● **EXERCISE PROMPT**: Extract all lines that hold "Biñan" from the records below.

● **DATA RECORDS**:
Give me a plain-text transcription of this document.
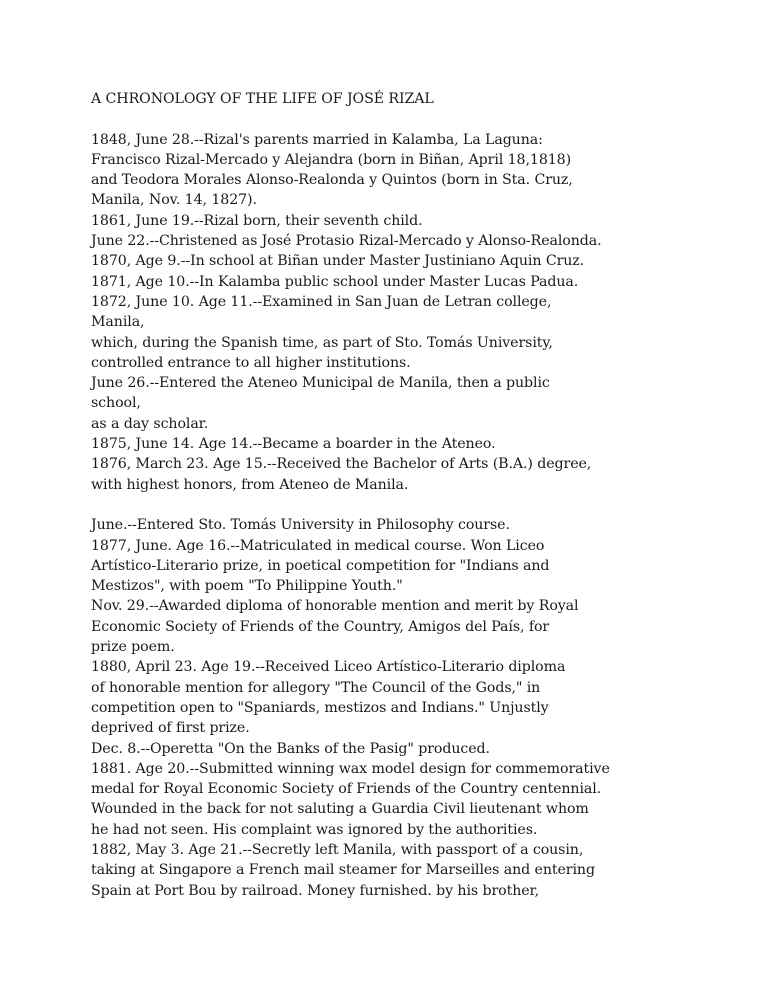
A CHRONOLOGY OF THE LIFE OF JOSÉ RIZAL
1848, June 28.--Rizal's parents married in Kalamba, La Laguna:
Francisco Rizal-Mercado y Alejandra (born in Biñan, April 18,1818)
and Teodora Morales Alonso-Realonda y Quintos (born in Sta. Cruz,
Manila, Nov. 14, 1827).
1861, June 19.--Rizal born, their seventh child.
June 22.--Christened as José Protasio Rizal-Mercado y Alonso-Realonda.
1870, Age 9.--In school at Biñan under Master Justiniano Aquin Cruz.
1871, Age 10.--In Kalamba public school under Master Lucas Padua.
1872, June 10. Age 11.--Examined in San Juan de Letran college,
Manila,
which, during the Spanish time, as part of Sto. Tomás University,
controlled entrance to all higher institutions.
June 26.--Entered the Ateneo Municipal de Manila, then a public
school,
as a day scholar.
1875, June 14. Age 14.--Became a boarder in the Ateneo.
1876, March 23. Age 15.--Received the Bachelor of Arts (B.A.) degree,
with highest honors, from Ateneo de Manila.
June.--Entered Sto. Tomás University in Philosophy course.
1877, June. Age 16.--Matriculated in medical course. Won Liceo
Artístico-Literario prize, in poetical competition for "Indians and
Mestizos", with poem "To Philippine Youth."
Nov. 29.--Awarded diploma of honorable mention and merit by Royal
Economic Society of Friends of the Country, Amigos del País, for
prize poem.
1880, April 23. Age 19.--Received Liceo Artístico-Literario diploma
of honorable mention for allegory "The Council of the Gods," in
competition open to "Spaniards, mestizos and Indians." Unjustly
deprived of first prize.
Dec. 8.--Operetta "On the Banks of the Pasig" produced.
1881. Age 20.--Submitted winning wax model design for commemorative
medal for Royal Economic Society of Friends of the Country centennial.
Wounded in the back for not saluting a Guardia Civil lieutenant whom
he had not seen. His complaint was ignored by the authorities.
1882, May 3. Age 21.--Secretly left Manila, with passport of a cousin,
taking at Singapore a French mail steamer for Marseilles and entering
Spain at Port Bou by railroad. Money furnished. by his brother,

● **RESPONSE TO THIS TASK**:
Francisco Rizal-Mercado y Alejandra (born in Biñan, April 18,1818)
1870, Age 9.--In school at Biñan under Master Justiniano Aquin Cruz.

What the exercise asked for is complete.